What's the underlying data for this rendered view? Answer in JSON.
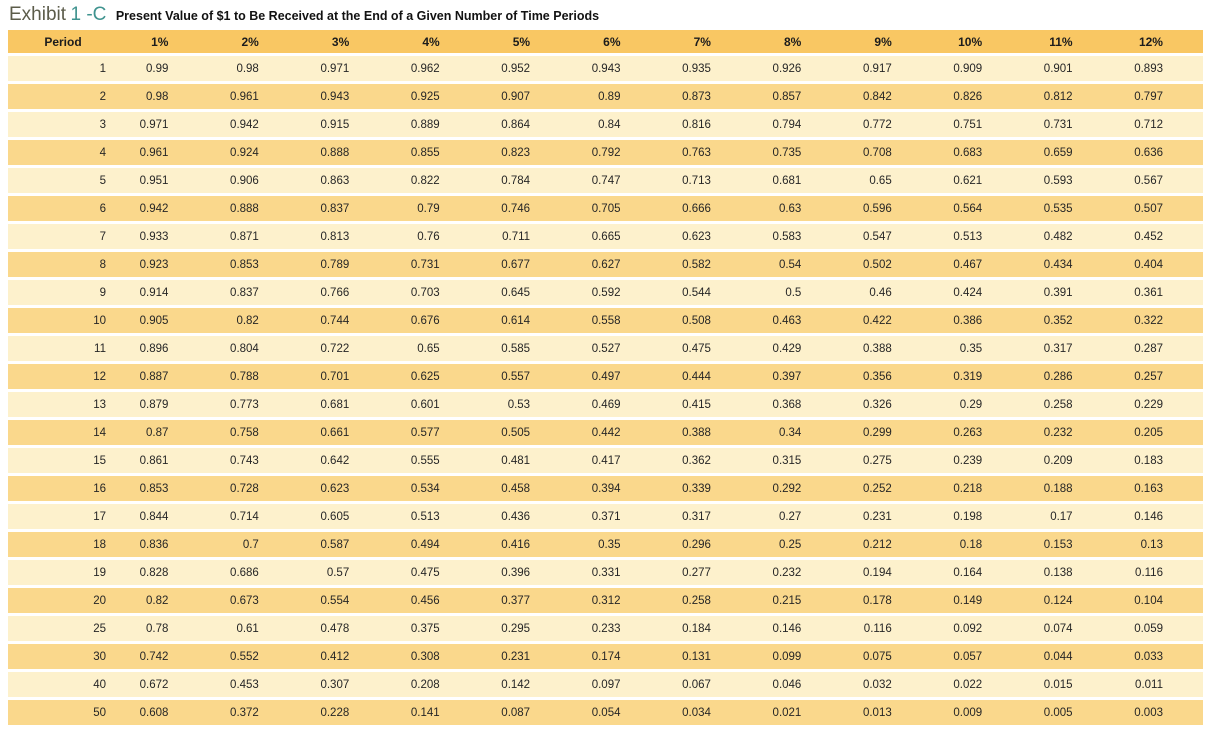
{
  "title": {
    "exhibit_label": "Exhibit",
    "exhibit_number": "1 -C",
    "subtitle": "Present Value of $1 to Be Received at the End of a Given Number of Time Periods"
  },
  "colors": {
    "header_bg": "#f9c763",
    "row_odd_bg": "#fdf1cc",
    "row_even_bg": "#fad88c",
    "exhibit_label_color": "#5c5c4a",
    "exhibit_number_color": "#3f938f"
  },
  "table": {
    "columns": [
      "Period",
      "1%",
      "2%",
      "3%",
      "4%",
      "5%",
      "6%",
      "7%",
      "8%",
      "9%",
      "10%",
      "11%",
      "12%"
    ],
    "rows": [
      {
        "period": "1",
        "values": [
          "0.99",
          "0.98",
          "0.971",
          "0.962",
          "0.952",
          "0.943",
          "0.935",
          "0.926",
          "0.917",
          "0.909",
          "0.901",
          "0.893"
        ]
      },
      {
        "period": "2",
        "values": [
          "0.98",
          "0.961",
          "0.943",
          "0.925",
          "0.907",
          "0.89",
          "0.873",
          "0.857",
          "0.842",
          "0.826",
          "0.812",
          "0.797"
        ]
      },
      {
        "period": "3",
        "values": [
          "0.971",
          "0.942",
          "0.915",
          "0.889",
          "0.864",
          "0.84",
          "0.816",
          "0.794",
          "0.772",
          "0.751",
          "0.731",
          "0.712"
        ]
      },
      {
        "period": "4",
        "values": [
          "0.961",
          "0.924",
          "0.888",
          "0.855",
          "0.823",
          "0.792",
          "0.763",
          "0.735",
          "0.708",
          "0.683",
          "0.659",
          "0.636"
        ]
      },
      {
        "period": "5",
        "values": [
          "0.951",
          "0.906",
          "0.863",
          "0.822",
          "0.784",
          "0.747",
          "0.713",
          "0.681",
          "0.65",
          "0.621",
          "0.593",
          "0.567"
        ]
      },
      {
        "period": "6",
        "values": [
          "0.942",
          "0.888",
          "0.837",
          "0.79",
          "0.746",
          "0.705",
          "0.666",
          "0.63",
          "0.596",
          "0.564",
          "0.535",
          "0.507"
        ]
      },
      {
        "period": "7",
        "values": [
          "0.933",
          "0.871",
          "0.813",
          "0.76",
          "0.711",
          "0.665",
          "0.623",
          "0.583",
          "0.547",
          "0.513",
          "0.482",
          "0.452"
        ]
      },
      {
        "period": "8",
        "values": [
          "0.923",
          "0.853",
          "0.789",
          "0.731",
          "0.677",
          "0.627",
          "0.582",
          "0.54",
          "0.502",
          "0.467",
          "0.434",
          "0.404"
        ]
      },
      {
        "period": "9",
        "values": [
          "0.914",
          "0.837",
          "0.766",
          "0.703",
          "0.645",
          "0.592",
          "0.544",
          "0.5",
          "0.46",
          "0.424",
          "0.391",
          "0.361"
        ]
      },
      {
        "period": "10",
        "values": [
          "0.905",
          "0.82",
          "0.744",
          "0.676",
          "0.614",
          "0.558",
          "0.508",
          "0.463",
          "0.422",
          "0.386",
          "0.352",
          "0.322"
        ]
      },
      {
        "period": "11",
        "values": [
          "0.896",
          "0.804",
          "0.722",
          "0.65",
          "0.585",
          "0.527",
          "0.475",
          "0.429",
          "0.388",
          "0.35",
          "0.317",
          "0.287"
        ]
      },
      {
        "period": "12",
        "values": [
          "0.887",
          "0.788",
          "0.701",
          "0.625",
          "0.557",
          "0.497",
          "0.444",
          "0.397",
          "0.356",
          "0.319",
          "0.286",
          "0.257"
        ]
      },
      {
        "period": "13",
        "values": [
          "0.879",
          "0.773",
          "0.681",
          "0.601",
          "0.53",
          "0.469",
          "0.415",
          "0.368",
          "0.326",
          "0.29",
          "0.258",
          "0.229"
        ]
      },
      {
        "period": "14",
        "values": [
          "0.87",
          "0.758",
          "0.661",
          "0.577",
          "0.505",
          "0.442",
          "0.388",
          "0.34",
          "0.299",
          "0.263",
          "0.232",
          "0.205"
        ]
      },
      {
        "period": "15",
        "values": [
          "0.861",
          "0.743",
          "0.642",
          "0.555",
          "0.481",
          "0.417",
          "0.362",
          "0.315",
          "0.275",
          "0.239",
          "0.209",
          "0.183"
        ]
      },
      {
        "period": "16",
        "values": [
          "0.853",
          "0.728",
          "0.623",
          "0.534",
          "0.458",
          "0.394",
          "0.339",
          "0.292",
          "0.252",
          "0.218",
          "0.188",
          "0.163"
        ]
      },
      {
        "period": "17",
        "values": [
          "0.844",
          "0.714",
          "0.605",
          "0.513",
          "0.436",
          "0.371",
          "0.317",
          "0.27",
          "0.231",
          "0.198",
          "0.17",
          "0.146"
        ]
      },
      {
        "period": "18",
        "values": [
          "0.836",
          "0.7",
          "0.587",
          "0.494",
          "0.416",
          "0.35",
          "0.296",
          "0.25",
          "0.212",
          "0.18",
          "0.153",
          "0.13"
        ]
      },
      {
        "period": "19",
        "values": [
          "0.828",
          "0.686",
          "0.57",
          "0.475",
          "0.396",
          "0.331",
          "0.277",
          "0.232",
          "0.194",
          "0.164",
          "0.138",
          "0.116"
        ]
      },
      {
        "period": "20",
        "values": [
          "0.82",
          "0.673",
          "0.554",
          "0.456",
          "0.377",
          "0.312",
          "0.258",
          "0.215",
          "0.178",
          "0.149",
          "0.124",
          "0.104"
        ]
      },
      {
        "period": "25",
        "values": [
          "0.78",
          "0.61",
          "0.478",
          "0.375",
          "0.295",
          "0.233",
          "0.184",
          "0.146",
          "0.116",
          "0.092",
          "0.074",
          "0.059"
        ]
      },
      {
        "period": "30",
        "values": [
          "0.742",
          "0.552",
          "0.412",
          "0.308",
          "0.231",
          "0.174",
          "0.131",
          "0.099",
          "0.075",
          "0.057",
          "0.044",
          "0.033"
        ]
      },
      {
        "period": "40",
        "values": [
          "0.672",
          "0.453",
          "0.307",
          "0.208",
          "0.142",
          "0.097",
          "0.067",
          "0.046",
          "0.032",
          "0.022",
          "0.015",
          "0.011"
        ]
      },
      {
        "period": "50",
        "values": [
          "0.608",
          "0.372",
          "0.228",
          "0.141",
          "0.087",
          "0.054",
          "0.034",
          "0.021",
          "0.013",
          "0.009",
          "0.005",
          "0.003"
        ]
      }
    ]
  }
}
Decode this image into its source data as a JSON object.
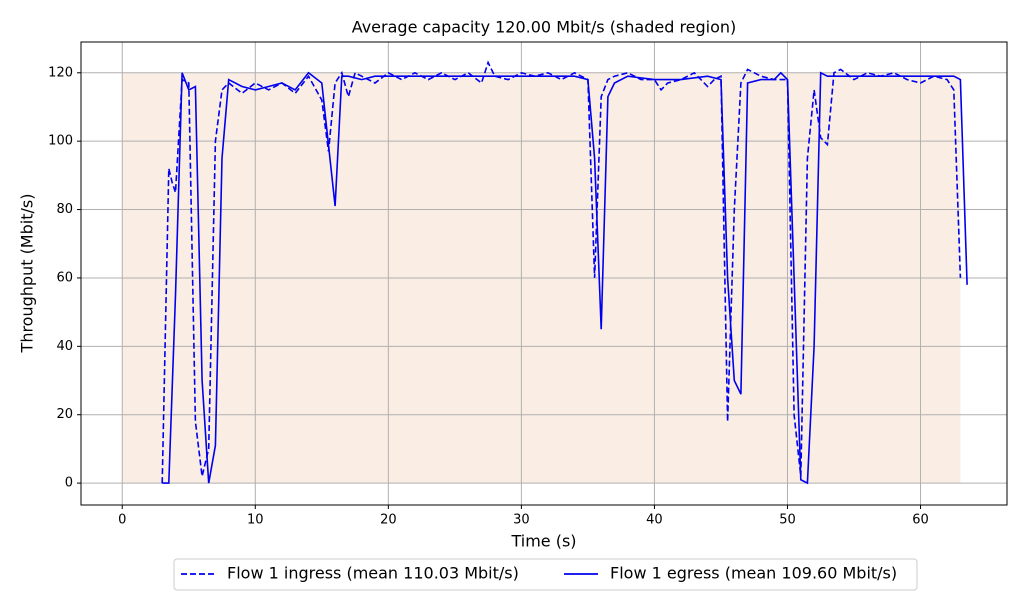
{
  "chart_data": {
    "type": "line",
    "title": "Average capacity 120.00 Mbit/s (shaded region)",
    "x_label": "Time (s)",
    "y_label": "Throughput (Mbit/s)",
    "xlim": [
      -3.1,
      66.5
    ],
    "ylim": [
      -6.4,
      129
    ],
    "xticks": [
      0,
      10,
      20,
      30,
      40,
      50,
      60
    ],
    "yticks": [
      0,
      20,
      40,
      60,
      80,
      100,
      120
    ],
    "grid": true,
    "shade": {
      "x": [
        0,
        63
      ],
      "y": [
        0,
        120
      ],
      "color": "#faeee4"
    },
    "legend": "bottom",
    "series": [
      {
        "name": "Flow 1 ingress (mean 110.03 Mbit/s)",
        "color": "#0000ee",
        "dash": true,
        "x": [
          3.0,
          3.5,
          3.75,
          4.0,
          4.5,
          5.0,
          5.5,
          6.0,
          6.5,
          7.0,
          7.5,
          8.0,
          9,
          10,
          11,
          12,
          13,
          14,
          15,
          15.5,
          16,
          16.5,
          17,
          17.5,
          18,
          19,
          20,
          21,
          22,
          23,
          24,
          25,
          26,
          27,
          27.5,
          28,
          29,
          30,
          31,
          32,
          33,
          34,
          35,
          35.5,
          36,
          36.5,
          37,
          38,
          39,
          40,
          40.5,
          41,
          42,
          43,
          44,
          44.5,
          45,
          45.5,
          46,
          46.5,
          47,
          48,
          49,
          50,
          50.5,
          51,
          51.5,
          52,
          52.5,
          53,
          53.5,
          54,
          55,
          56,
          57,
          58,
          59,
          60,
          61,
          62,
          62.5,
          63
        ],
        "values": [
          0,
          92,
          88,
          85,
          118,
          117,
          18,
          2,
          10,
          100,
          115,
          117,
          114,
          117,
          115,
          117,
          114,
          119,
          112,
          97,
          117,
          120,
          113,
          120,
          119,
          117,
          120,
          118,
          120,
          118,
          120,
          118,
          120,
          117,
          123,
          119,
          118,
          120,
          119,
          120,
          118,
          120,
          118,
          60,
          113,
          118,
          119,
          120,
          118,
          118,
          115,
          117,
          118,
          120,
          116,
          118,
          119,
          18,
          80,
          117,
          121,
          119,
          118,
          118,
          20,
          2,
          95,
          115,
          101,
          99,
          120,
          121,
          118,
          120,
          119,
          120,
          118,
          117,
          119,
          118,
          115,
          60
        ]
      },
      {
        "name": "Flow 1 egress (mean 109.60 Mbit/s)",
        "color": "#0000ee",
        "dash": false,
        "x": [
          3.0,
          3.5,
          4.0,
          4.5,
          5.0,
          5.5,
          6.0,
          6.5,
          7.0,
          7.5,
          8.0,
          9,
          10,
          11,
          12,
          13,
          14,
          15,
          16,
          16.5,
          17,
          18,
          19,
          20,
          22,
          24,
          26,
          28,
          30,
          32,
          34,
          35,
          35.5,
          36,
          36.5,
          37,
          38,
          40,
          42,
          44,
          45,
          45.5,
          46,
          46.5,
          47,
          48,
          49,
          49.5,
          50,
          50.5,
          51,
          51.5,
          52,
          52.5,
          53,
          54,
          56,
          58,
          60,
          62,
          62.5,
          63,
          63.5
        ],
        "values": [
          0,
          0,
          55,
          120,
          115,
          116,
          30,
          0,
          11,
          95,
          118,
          116,
          115,
          116,
          117,
          115,
          120,
          117,
          81,
          119,
          119,
          118,
          119,
          119,
          119,
          119,
          119,
          119,
          119,
          119,
          119,
          118,
          95,
          45,
          113,
          117,
          119,
          118,
          118,
          119,
          118,
          60,
          30,
          26,
          117,
          118,
          118,
          120,
          118,
          60,
          1,
          0,
          40,
          120,
          119,
          119,
          119,
          119,
          119,
          119,
          119,
          118,
          58
        ]
      }
    ]
  }
}
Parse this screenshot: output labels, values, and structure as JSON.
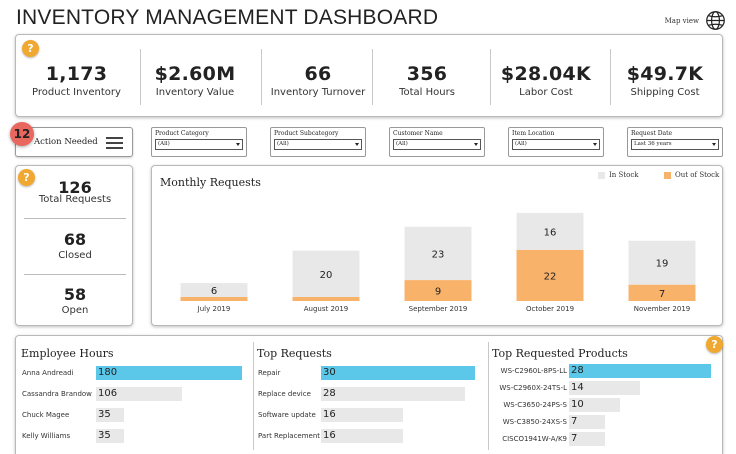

--------------------------------

→ What the task asks
Which lines hold the word "name"? Copy every one of them.

→ Solved problem
        "name": "Flow 1 ingress (mean 110.03 Mbit/s)",
        "name": "Flow 1 egress (mean 109.60 Mbit/s)",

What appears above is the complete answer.